Dataset rows

*****

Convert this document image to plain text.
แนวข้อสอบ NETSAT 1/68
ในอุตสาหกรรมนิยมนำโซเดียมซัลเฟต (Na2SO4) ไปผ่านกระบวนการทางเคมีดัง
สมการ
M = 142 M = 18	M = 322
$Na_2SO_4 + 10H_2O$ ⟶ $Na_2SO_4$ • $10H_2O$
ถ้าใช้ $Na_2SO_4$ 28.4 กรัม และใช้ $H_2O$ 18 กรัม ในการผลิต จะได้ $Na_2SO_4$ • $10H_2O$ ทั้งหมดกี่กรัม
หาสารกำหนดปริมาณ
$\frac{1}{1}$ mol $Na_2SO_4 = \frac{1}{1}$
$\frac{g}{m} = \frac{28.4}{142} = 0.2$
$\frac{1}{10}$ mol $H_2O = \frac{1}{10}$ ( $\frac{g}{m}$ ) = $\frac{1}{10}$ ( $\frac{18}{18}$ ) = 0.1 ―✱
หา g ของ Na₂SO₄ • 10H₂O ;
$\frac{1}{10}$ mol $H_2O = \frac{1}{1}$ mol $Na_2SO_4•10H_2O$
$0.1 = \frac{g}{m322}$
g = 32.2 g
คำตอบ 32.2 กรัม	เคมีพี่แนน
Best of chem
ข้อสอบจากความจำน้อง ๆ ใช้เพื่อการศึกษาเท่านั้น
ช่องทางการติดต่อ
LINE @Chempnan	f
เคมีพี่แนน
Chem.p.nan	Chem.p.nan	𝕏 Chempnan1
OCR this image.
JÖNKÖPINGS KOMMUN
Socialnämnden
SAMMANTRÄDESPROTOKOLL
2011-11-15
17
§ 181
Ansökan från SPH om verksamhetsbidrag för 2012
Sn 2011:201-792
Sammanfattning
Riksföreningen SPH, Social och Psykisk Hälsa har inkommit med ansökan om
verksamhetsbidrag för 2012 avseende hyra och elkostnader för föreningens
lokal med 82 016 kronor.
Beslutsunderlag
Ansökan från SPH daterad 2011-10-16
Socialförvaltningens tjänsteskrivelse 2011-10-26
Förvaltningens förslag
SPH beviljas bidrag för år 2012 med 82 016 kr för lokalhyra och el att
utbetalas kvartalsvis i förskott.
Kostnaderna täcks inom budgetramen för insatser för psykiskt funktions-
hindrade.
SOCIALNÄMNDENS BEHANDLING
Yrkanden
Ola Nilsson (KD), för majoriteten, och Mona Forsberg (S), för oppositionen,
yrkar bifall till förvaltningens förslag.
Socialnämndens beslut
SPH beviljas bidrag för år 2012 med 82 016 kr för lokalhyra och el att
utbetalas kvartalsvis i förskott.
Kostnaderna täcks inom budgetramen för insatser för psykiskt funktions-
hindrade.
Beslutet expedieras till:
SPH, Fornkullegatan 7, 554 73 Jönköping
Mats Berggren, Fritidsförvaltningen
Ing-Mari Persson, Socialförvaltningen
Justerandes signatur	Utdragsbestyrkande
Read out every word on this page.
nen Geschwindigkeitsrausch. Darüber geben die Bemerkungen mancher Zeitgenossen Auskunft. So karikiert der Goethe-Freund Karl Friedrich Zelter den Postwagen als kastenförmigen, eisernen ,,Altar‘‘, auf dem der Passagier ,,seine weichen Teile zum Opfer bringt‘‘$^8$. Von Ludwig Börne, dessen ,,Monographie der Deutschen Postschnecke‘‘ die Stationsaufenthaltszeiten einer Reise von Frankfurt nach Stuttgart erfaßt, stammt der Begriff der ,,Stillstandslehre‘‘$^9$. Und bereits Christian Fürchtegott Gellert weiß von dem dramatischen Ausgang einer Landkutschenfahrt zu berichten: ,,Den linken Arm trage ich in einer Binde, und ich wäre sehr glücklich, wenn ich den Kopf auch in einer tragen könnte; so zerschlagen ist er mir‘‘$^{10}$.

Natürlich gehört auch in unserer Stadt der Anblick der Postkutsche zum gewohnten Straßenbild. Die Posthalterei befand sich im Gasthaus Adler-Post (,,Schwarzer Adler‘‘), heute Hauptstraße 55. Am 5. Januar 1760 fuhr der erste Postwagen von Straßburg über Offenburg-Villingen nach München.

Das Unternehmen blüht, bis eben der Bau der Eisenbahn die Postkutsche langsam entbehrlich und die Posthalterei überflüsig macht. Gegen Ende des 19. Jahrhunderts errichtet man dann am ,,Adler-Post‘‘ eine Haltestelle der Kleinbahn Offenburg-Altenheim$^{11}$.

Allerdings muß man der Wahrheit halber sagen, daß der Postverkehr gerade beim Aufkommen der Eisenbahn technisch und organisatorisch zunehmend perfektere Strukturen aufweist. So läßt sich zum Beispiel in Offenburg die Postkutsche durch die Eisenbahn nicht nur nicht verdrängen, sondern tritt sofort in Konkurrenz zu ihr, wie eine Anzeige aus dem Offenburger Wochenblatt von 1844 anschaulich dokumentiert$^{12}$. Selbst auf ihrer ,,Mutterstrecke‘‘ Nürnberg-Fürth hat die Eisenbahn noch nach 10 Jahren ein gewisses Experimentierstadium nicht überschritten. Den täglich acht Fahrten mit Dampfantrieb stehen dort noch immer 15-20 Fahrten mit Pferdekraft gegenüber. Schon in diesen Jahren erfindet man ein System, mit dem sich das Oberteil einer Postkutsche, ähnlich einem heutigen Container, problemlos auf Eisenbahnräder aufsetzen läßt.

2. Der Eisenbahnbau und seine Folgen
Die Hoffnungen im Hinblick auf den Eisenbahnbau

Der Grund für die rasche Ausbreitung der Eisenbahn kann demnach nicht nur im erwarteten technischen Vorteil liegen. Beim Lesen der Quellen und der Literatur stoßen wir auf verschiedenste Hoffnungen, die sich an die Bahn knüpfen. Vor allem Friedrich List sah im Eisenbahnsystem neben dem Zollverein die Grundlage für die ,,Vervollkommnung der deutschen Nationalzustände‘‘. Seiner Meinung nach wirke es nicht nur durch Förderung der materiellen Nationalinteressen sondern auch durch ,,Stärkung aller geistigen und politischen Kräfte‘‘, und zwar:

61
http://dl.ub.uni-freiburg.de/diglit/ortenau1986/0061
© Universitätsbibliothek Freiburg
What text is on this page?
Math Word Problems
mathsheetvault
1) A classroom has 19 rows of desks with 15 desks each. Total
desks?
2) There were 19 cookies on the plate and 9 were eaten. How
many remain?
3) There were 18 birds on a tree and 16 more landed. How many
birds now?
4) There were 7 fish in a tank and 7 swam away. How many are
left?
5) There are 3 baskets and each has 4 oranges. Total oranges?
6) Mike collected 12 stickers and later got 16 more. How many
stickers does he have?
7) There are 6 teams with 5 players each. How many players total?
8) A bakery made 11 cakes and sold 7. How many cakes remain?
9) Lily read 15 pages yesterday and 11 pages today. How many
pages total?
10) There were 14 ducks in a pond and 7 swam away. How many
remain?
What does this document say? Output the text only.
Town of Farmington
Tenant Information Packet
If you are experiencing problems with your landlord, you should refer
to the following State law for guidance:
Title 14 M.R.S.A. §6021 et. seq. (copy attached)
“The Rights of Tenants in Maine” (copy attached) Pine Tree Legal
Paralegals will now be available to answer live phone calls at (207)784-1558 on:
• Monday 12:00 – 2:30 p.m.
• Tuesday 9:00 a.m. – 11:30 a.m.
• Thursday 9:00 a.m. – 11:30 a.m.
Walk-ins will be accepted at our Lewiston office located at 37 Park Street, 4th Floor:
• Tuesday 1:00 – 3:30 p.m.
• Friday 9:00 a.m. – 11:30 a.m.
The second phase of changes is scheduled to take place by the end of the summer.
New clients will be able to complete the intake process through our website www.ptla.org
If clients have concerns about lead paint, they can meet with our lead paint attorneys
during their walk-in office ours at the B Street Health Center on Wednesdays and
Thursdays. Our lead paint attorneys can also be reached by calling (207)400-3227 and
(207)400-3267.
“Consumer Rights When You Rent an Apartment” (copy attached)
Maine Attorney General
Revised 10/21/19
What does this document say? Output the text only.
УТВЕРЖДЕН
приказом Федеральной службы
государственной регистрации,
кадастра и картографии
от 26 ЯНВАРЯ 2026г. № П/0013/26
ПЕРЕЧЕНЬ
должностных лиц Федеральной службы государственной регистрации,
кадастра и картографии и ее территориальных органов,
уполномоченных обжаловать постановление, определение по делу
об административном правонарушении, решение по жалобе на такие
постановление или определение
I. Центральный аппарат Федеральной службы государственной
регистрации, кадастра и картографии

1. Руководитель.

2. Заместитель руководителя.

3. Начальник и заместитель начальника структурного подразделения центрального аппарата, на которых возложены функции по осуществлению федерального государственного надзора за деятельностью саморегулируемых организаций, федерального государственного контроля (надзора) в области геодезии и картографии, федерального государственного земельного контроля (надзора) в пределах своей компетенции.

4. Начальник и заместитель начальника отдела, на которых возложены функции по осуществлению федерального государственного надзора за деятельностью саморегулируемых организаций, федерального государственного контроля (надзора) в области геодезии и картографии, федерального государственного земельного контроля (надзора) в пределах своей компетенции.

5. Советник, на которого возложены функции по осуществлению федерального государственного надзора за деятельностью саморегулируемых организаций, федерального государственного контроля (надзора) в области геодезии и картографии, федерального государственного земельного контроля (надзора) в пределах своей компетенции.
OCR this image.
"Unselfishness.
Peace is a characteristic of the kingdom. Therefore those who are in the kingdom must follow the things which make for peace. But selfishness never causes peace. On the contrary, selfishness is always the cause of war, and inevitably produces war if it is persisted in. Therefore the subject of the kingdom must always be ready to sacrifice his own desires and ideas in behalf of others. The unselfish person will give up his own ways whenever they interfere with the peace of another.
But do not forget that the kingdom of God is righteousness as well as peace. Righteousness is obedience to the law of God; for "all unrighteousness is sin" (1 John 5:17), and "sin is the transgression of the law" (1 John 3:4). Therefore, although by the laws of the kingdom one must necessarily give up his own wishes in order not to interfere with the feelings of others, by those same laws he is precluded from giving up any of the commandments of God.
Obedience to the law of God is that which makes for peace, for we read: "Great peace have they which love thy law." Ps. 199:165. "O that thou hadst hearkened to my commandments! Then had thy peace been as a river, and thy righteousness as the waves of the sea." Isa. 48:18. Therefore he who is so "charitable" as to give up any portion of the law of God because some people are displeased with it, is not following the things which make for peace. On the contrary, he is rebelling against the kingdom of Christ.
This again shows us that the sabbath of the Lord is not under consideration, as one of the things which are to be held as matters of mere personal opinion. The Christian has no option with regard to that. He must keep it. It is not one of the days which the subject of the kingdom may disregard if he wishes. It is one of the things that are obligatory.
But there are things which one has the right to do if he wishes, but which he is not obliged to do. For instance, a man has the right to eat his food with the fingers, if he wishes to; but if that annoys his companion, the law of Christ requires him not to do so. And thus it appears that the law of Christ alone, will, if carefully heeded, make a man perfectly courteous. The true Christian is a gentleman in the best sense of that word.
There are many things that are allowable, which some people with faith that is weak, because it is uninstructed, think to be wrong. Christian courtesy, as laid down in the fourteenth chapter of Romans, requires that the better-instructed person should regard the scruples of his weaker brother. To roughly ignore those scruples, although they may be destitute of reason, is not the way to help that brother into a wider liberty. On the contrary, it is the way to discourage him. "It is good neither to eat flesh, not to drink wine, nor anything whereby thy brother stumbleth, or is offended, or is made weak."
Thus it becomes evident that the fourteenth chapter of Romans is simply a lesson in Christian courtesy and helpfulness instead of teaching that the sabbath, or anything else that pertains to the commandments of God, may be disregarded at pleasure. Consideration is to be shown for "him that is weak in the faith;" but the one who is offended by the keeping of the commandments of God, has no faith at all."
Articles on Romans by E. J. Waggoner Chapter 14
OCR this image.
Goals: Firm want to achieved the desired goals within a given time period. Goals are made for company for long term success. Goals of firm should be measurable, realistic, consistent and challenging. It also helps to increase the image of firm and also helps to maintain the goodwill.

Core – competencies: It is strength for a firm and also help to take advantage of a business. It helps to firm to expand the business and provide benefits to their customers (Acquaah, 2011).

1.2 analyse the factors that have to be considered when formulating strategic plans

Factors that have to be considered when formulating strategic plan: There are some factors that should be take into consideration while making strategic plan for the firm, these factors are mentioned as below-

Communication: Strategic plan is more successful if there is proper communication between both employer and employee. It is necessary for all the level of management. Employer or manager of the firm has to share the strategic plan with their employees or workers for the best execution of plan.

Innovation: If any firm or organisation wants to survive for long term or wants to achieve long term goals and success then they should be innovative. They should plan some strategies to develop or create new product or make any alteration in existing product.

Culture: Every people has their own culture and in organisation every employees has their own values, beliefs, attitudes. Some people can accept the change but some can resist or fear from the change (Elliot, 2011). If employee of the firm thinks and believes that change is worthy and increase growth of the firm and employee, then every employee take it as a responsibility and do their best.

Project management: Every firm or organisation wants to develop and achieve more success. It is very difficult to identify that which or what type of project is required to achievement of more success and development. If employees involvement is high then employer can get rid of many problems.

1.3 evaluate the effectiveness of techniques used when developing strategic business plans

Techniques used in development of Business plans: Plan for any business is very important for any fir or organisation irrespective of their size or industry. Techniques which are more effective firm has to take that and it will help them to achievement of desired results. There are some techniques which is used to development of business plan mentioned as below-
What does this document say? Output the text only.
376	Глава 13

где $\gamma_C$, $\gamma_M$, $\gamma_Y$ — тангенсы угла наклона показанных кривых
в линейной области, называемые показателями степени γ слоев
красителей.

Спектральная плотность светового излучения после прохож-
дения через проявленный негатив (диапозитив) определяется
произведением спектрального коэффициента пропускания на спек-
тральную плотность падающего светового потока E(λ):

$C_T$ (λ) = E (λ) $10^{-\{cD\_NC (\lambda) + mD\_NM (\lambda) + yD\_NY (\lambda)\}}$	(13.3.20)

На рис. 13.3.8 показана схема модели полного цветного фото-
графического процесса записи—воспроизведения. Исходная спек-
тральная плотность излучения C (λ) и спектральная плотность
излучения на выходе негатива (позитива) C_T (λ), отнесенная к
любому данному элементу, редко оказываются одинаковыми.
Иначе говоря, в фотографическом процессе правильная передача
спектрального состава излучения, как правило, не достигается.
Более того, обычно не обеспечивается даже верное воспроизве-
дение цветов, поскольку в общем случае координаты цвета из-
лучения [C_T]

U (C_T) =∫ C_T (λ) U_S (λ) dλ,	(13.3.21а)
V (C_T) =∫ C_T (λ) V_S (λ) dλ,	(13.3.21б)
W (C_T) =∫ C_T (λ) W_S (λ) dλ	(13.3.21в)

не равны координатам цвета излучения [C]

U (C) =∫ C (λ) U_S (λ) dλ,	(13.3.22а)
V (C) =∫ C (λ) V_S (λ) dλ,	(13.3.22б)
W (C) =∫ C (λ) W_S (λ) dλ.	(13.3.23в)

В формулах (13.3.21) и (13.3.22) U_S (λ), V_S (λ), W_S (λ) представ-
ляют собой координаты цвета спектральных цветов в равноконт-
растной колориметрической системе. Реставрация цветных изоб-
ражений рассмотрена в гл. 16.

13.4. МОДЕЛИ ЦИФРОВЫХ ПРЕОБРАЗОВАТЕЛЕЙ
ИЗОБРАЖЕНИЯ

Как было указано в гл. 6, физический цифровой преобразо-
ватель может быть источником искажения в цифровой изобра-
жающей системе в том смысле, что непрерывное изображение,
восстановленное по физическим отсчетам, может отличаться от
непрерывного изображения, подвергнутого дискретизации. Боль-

*****

Tell how many lines of the data include the word "плотность", and nothing else.

## WORKED ANSWER
3